:: Exercise input ::

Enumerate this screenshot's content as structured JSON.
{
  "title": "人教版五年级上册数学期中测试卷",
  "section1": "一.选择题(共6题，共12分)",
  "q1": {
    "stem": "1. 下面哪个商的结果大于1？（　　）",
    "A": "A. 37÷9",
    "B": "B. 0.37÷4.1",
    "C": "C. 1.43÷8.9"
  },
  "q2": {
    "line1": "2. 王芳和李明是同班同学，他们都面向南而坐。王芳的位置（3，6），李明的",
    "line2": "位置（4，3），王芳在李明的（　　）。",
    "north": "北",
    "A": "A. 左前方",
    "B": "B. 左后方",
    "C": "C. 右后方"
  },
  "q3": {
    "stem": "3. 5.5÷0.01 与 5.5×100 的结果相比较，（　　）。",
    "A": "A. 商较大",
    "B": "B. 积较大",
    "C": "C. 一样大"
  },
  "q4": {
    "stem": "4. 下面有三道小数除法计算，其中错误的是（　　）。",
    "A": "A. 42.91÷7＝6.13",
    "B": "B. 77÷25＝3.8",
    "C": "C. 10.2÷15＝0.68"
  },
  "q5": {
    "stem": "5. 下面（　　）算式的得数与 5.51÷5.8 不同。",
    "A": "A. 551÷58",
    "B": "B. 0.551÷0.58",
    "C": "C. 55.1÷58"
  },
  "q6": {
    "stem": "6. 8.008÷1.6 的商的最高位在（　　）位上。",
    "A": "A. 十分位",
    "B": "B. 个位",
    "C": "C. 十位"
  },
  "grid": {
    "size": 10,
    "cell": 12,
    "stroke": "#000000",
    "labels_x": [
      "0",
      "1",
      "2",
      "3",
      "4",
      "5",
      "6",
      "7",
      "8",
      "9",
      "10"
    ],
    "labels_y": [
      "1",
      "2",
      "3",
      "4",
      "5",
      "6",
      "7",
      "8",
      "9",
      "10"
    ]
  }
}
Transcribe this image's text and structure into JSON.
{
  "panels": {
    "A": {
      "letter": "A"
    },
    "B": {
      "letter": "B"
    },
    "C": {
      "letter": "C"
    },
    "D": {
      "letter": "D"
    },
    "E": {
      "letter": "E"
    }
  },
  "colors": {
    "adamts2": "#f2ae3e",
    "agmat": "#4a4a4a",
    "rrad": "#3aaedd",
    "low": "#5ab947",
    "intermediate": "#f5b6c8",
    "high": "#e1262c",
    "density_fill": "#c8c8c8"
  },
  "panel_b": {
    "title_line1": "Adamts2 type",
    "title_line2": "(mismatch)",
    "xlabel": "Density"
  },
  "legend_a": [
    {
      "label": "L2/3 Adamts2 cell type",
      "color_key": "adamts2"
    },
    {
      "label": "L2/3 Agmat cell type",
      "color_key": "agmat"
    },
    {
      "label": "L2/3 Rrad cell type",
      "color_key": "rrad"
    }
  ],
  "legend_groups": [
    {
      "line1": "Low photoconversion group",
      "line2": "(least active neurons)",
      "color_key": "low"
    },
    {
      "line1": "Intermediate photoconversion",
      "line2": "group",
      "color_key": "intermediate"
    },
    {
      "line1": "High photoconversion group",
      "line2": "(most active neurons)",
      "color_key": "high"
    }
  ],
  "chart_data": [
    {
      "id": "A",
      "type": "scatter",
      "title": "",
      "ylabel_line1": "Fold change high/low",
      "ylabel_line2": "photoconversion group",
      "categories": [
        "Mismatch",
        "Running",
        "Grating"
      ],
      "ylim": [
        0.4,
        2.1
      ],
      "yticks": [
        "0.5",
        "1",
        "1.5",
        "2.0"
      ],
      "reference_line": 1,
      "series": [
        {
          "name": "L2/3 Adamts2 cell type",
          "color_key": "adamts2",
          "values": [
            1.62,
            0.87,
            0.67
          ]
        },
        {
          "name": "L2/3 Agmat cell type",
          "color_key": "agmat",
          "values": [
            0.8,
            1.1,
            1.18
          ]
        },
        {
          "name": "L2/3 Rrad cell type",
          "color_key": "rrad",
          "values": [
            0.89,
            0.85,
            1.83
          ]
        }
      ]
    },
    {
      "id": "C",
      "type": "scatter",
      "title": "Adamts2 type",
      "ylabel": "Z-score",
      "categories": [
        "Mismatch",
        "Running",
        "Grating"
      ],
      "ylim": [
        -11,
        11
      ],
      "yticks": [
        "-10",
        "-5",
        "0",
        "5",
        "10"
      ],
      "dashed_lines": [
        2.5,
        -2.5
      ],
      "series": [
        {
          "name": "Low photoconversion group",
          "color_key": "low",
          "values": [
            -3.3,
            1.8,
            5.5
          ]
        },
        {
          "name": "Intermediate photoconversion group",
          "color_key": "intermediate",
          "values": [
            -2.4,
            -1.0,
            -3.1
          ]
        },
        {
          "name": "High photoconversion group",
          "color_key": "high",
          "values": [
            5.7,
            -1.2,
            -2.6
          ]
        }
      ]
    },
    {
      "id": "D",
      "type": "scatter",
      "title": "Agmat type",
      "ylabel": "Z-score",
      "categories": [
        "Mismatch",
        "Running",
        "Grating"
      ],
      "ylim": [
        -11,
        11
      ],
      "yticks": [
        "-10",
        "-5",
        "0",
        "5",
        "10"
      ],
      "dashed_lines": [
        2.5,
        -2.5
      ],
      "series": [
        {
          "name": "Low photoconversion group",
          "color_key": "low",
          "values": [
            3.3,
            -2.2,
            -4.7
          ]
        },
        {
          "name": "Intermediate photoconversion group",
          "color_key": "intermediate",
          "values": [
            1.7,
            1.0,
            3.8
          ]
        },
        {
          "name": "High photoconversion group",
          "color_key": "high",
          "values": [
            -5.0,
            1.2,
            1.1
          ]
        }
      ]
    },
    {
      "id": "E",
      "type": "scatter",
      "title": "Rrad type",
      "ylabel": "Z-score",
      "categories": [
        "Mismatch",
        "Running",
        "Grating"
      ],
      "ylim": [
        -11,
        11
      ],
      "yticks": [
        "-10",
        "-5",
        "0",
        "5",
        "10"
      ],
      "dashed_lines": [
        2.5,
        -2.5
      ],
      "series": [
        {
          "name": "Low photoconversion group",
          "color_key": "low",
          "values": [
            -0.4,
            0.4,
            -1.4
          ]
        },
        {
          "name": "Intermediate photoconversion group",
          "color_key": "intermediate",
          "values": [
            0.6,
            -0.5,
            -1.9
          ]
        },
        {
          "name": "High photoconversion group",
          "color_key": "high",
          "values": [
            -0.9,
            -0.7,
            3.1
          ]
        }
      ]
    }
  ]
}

:::

Set exercise ▸
Output the data above exactly, please, line for line.

Written solution ▸
Enumerate this screenshot's content as structured JSON.
{
  "title": "人教版五年级上册数学期中测试卷",
  "section1": "一.选择题(共6题，共12分)",
  "q1": {
    "stem": "1. 下面哪个商的结果大于1？（　　）",
    "A": "A. 37÷9",
    "B": "B. 0.37÷4.1",
    "C": "C. 1.43÷8.9"
  },
  "q2": {
    "line1": "2. 王芳和李明是同班同学，他们都面向南而坐。王芳的位置（3，6），李明的",
    "line2": "位置（4，3），王芳在李明的（　　）。",
    "north": "北",
    "A": "A. 左前方",
    "B": "B. 左后方",
    "C": "C. 右后方"
  },
  "q3": {
    "stem": "3. 5.5÷0.01 与 5.5×100 的结果相比较，（　　）。",
    "A": "A. 商较大",
    "B": "B. 积较大",
    "C": "C. 一样大"
  },
  "q4": {
    "stem": "4. 下面有三道小数除法计算，其中错误的是（　　）。",
    "A": "A. 42.91÷7＝6.13",
    "B": "B. 77÷25＝3.8",
    "C": "C. 10.2÷15＝0.68"
  },
  "q5": {
    "stem": "5. 下面（　　）算式的得数与 5.51÷5.8 不同。",
    "A": "A. 551÷58",
    "B": "B. 0.551÷0.58",
    "C": "C. 55.1÷58"
  },
  "q6": {
    "stem": "6. 8.008÷1.6 的商的最高位在（　　）位上。",
    "A": "A. 十分位",
    "B": "B. 个位",
    "C": "C. 十位"
  },
  "grid": {
    "size": 10,
    "cell": 12,
    "stroke": "#000000",
    "labels_x": [
      "0",
      "1",
      "2",
      "3",
      "4",
      "5",
      "6",
      "7",
      "8",
      "9",
      "10"
    ],
    "labels_y": [
      "1",
      "2",
      "3",
      "4",
      "5",
      "6",
      "7",
      "8",
      "9",
      "10"
    ]
  }
}
Transcribe this image's text and structure into JSON.
{
  "panels": {
    "A": {
      "letter": "A"
    },
    "B": {
      "letter": "B"
    },
    "C": {
      "letter": "C"
    },
    "D": {
      "letter": "D"
    },
    "E": {
      "letter": "E"
    }
  },
  "colors": {
    "adamts2": "#f2ae3e",
    "agmat": "#4a4a4a",
    "rrad": "#3aaedd",
    "low": "#5ab947",
    "intermediate": "#f5b6c8",
    "high": "#e1262c",
    "density_fill": "#c8c8c8"
  },
  "panel_b": {
    "title_line1": "Adamts2 type",
    "title_line2": "(mismatch)",
    "xlabel": "Density"
  },
  "legend_a": [
    {
      "label": "L2/3 Adamts2 cell type",
      "color_key": "adamts2"
    },
    {
      "label": "L2/3 Agmat cell type",
      "color_key": "agmat"
    },
    {
      "label": "L2/3 Rrad cell type",
      "color_key": "rrad"
    }
  ],
  "legend_groups": [
    {
      "line1": "Low photoconversion group",
      "line2": "(least active neurons)",
      "color_key": "low"
    },
    {
      "line1": "Intermediate photoconversion",
      "line2": "group",
      "color_key": "intermediate"
    },
    {
      "line1": "High photoconversion group",
      "line2": "(most active neurons)",
      "color_key": "high"
    }
  ],
  "chart_data": [
    {
      "id": "A",
      "type": "scatter",
      "title": "",
      "ylabel_line1": "Fold change high/low",
      "ylabel_line2": "photoconversion group",
      "categories": [
        "Mismatch",
        "Running",
        "Grating"
      ],
      "ylim": [
        0.4,
        2.1
      ],
      "yticks": [
        "0.5",
        "1",
        "1.5",
        "2.0"
      ],
      "reference_line": 1,
      "series": [
        {
          "name": "L2/3 Adamts2 cell type",
          "color_key": "adamts2",
          "values": [
            1.62,
            0.87,
            0.67
          ]
        },
        {
          "name": "L2/3 Agmat cell type",
          "color_key": "agmat",
          "values": [
            0.8,
            1.1,
            1.18
          ]
        },
        {
          "name": "L2/3 Rrad cell type",
          "color_key": "rrad",
          "values": [
            0.89,
            0.85,
            1.83
          ]
        }
      ]
    },
    {
      "id": "C",
      "type": "scatter",
      "title": "Adamts2 type",
      "ylabel": "Z-score",
      "categories": [
        "Mismatch",
        "Running",
        "Grating"
      ],
      "ylim": [
        -11,
        11
      ],
      "yticks": [
        "-10",
        "-5",
        "0",
        "5",
        "10"
      ],
      "dashed_lines": [
        2.5,
        -2.5
      ],
      "series": [
        {
          "name": "Low photoconversion group",
          "color_key": "low",
          "values": [
            -3.3,
            1.8,
            5.5
          ]
        },
        {
          "name": "Intermediate photoconversion group",
          "color_key": "intermediate",
          "values": [
            -2.4,
            -1.0,
            -3.1
          ]
        },
        {
          "name": "High photoconversion group",
          "color_key": "high",
          "values": [
            5.7,
            -1.2,
            -2.6
          ]
        }
      ]
    },
    {
      "id": "D",
      "type": "scatter",
      "title": "Agmat type",
      "ylabel": "Z-score",
      "categories": [
        "Mismatch",
        "Running",
        "Grating"
      ],
      "ylim": [
        -11,
        11
      ],
      "yticks": [
        "-10",
        "-5",
        "0",
        "5",
        "10"
      ],
      "dashed_lines": [
        2.5,
        -2.5
      ],
      "series": [
        {
          "name": "Low photoconversion group",
          "color_key": "low",
          "values": [
            3.3,
            -2.2,
            -4.7
          ]
        },
        {
          "name": "Intermediate photoconversion group",
          "color_key": "intermediate",
          "values": [
            1.7,
            1.0,
            3.8
          ]
        },
        {
          "name": "High photoconversion group",
          "color_key": "high",
          "values": [
            -5.0,
            1.2,
            1.1
          ]
        }
      ]
    },
    {
      "id": "E",
      "type": "scatter",
      "title": "Rrad type",
      "ylabel": "Z-score",
      "categories": [
        "Mismatch",
        "Running",
        "Grating"
      ],
      "ylim": [
        -11,
        11
      ],
      "yticks": [
        "-10",
        "-5",
        "0",
        "5",
        "10"
      ],
      "dashed_lines": [
        2.5,
        -2.5
      ],
      "series": [
        {
          "name": "Low photoconversion group",
          "color_key": "low",
          "values": [
            -0.4,
            0.4,
            -1.4
          ]
        },
        {
          "name": "Intermediate photoconversion group",
          "color_key": "intermediate",
          "values": [
            0.6,
            -0.5,
            -1.9
          ]
        },
        {
          "name": "High photoconversion group",
          "color_key": "high",
          "values": [
            -0.9,
            -0.7,
            3.1
          ]
        }
      ]
    }
  ]
}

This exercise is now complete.